*** GIVEN DATA ***

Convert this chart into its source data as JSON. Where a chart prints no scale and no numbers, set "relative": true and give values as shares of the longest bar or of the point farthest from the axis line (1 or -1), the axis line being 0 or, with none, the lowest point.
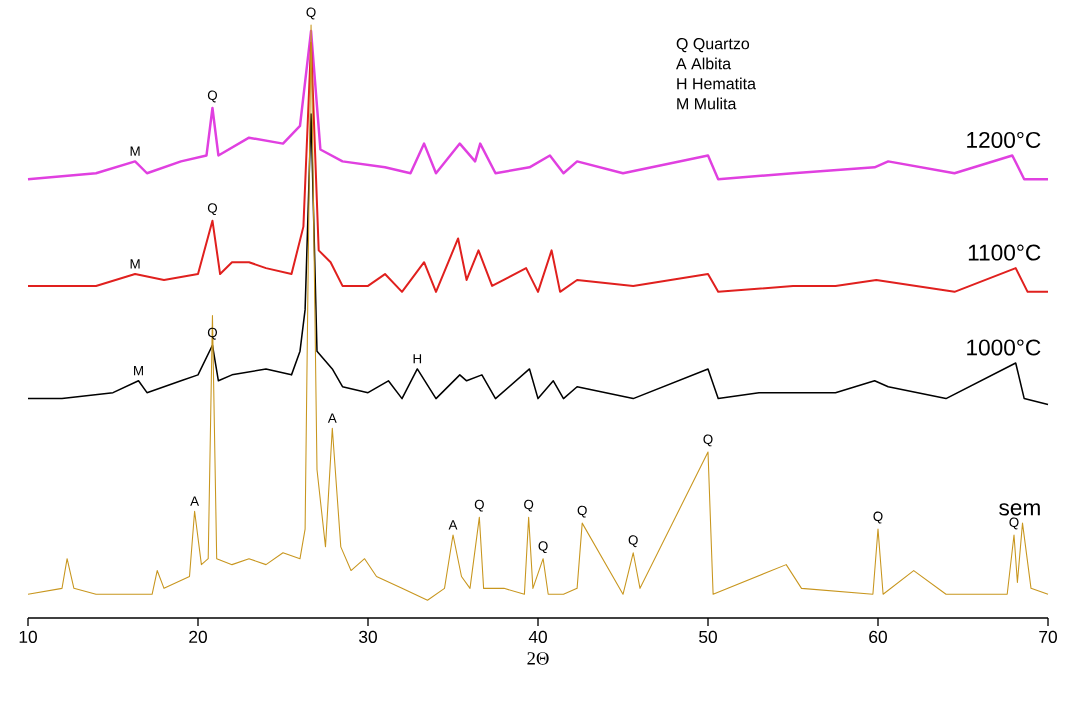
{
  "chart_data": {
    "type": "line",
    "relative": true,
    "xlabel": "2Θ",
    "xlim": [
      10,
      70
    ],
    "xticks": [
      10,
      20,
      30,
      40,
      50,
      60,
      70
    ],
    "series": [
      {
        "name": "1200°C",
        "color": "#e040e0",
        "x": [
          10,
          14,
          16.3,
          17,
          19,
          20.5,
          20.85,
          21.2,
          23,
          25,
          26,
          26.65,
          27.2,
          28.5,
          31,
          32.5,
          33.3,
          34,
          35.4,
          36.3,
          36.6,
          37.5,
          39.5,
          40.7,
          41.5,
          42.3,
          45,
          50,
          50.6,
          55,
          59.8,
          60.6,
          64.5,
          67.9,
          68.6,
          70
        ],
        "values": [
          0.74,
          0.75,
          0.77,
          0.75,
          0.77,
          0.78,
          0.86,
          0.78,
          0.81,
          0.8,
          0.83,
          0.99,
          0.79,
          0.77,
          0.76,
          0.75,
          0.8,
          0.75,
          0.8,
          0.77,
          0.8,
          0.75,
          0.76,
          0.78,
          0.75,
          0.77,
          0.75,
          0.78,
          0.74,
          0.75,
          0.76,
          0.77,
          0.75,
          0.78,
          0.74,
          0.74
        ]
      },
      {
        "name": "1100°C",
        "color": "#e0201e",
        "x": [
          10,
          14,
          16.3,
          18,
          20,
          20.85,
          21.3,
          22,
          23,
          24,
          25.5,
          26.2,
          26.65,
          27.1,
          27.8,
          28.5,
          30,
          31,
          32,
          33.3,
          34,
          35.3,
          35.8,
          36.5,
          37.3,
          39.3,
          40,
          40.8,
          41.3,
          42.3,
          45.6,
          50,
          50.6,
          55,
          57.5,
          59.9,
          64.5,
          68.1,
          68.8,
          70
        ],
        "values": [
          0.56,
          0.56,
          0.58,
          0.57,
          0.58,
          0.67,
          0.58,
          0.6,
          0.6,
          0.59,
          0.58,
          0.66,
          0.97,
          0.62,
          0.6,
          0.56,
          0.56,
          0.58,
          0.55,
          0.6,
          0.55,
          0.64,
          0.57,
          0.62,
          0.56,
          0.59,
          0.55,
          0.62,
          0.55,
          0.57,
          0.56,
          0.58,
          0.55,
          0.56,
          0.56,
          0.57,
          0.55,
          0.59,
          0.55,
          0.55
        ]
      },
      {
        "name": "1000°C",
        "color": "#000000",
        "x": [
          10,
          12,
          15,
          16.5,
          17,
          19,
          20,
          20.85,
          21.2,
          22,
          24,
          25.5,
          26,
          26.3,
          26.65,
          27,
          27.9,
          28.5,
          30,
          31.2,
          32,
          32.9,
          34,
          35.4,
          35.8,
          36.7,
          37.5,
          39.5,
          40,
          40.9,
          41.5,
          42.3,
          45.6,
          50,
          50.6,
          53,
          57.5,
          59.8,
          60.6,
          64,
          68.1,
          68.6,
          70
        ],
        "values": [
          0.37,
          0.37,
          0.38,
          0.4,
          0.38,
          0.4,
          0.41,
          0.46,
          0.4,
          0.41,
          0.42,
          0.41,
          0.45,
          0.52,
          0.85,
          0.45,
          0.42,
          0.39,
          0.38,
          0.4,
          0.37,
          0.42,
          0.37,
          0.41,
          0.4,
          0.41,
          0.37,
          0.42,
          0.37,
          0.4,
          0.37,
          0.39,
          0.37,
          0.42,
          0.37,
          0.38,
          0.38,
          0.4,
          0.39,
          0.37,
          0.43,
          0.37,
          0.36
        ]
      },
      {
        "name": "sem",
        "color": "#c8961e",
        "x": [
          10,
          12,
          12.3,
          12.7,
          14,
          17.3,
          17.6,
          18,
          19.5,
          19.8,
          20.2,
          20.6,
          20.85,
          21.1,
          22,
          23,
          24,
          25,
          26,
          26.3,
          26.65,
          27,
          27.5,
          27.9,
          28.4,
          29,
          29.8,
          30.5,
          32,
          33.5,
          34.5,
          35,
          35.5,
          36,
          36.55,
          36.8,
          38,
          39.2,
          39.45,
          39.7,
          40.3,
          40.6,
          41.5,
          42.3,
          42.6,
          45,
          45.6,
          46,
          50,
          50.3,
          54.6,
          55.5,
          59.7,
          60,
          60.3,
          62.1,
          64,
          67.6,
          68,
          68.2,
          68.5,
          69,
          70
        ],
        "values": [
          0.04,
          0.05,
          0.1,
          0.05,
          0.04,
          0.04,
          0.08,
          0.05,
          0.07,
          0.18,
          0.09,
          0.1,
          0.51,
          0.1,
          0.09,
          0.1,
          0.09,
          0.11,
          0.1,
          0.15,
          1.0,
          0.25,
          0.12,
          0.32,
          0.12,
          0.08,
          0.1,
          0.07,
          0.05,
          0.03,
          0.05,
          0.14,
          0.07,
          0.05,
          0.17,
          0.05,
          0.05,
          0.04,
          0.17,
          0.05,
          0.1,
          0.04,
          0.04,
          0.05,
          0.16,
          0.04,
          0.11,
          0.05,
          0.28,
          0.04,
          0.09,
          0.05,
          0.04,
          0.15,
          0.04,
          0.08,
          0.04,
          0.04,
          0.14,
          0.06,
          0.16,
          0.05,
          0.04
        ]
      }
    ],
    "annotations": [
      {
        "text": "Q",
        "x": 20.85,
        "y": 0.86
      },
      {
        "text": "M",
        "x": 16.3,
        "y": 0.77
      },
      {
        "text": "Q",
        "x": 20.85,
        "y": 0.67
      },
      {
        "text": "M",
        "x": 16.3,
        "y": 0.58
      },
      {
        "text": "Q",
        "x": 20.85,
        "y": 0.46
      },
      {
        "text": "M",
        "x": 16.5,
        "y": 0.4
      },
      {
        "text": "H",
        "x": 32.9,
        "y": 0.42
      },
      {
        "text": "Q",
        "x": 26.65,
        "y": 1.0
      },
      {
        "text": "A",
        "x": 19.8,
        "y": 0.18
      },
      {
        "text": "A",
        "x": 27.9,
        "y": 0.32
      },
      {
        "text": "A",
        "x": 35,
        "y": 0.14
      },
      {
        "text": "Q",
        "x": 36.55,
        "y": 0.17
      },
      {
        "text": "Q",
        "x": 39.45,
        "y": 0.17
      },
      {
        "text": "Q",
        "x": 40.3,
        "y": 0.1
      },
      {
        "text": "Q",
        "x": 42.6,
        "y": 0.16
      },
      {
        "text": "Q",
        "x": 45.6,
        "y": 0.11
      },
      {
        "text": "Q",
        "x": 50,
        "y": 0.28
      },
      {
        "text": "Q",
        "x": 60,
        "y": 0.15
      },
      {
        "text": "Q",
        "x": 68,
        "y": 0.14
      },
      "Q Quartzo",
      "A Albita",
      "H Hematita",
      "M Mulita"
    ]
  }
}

***

**EXERCISE DETAILS**
Copy each line of the data above that holds "true".

**FINAL ANSWER**
Convert this chart into its source data as JSON. Where a chart prints no scale and no numbers, set "relative": true and give values as shares of the longest bar or of the point farthest from the axis line (1 or -1), the axis line being 0 or, with none, the lowest point.
    "relative": true,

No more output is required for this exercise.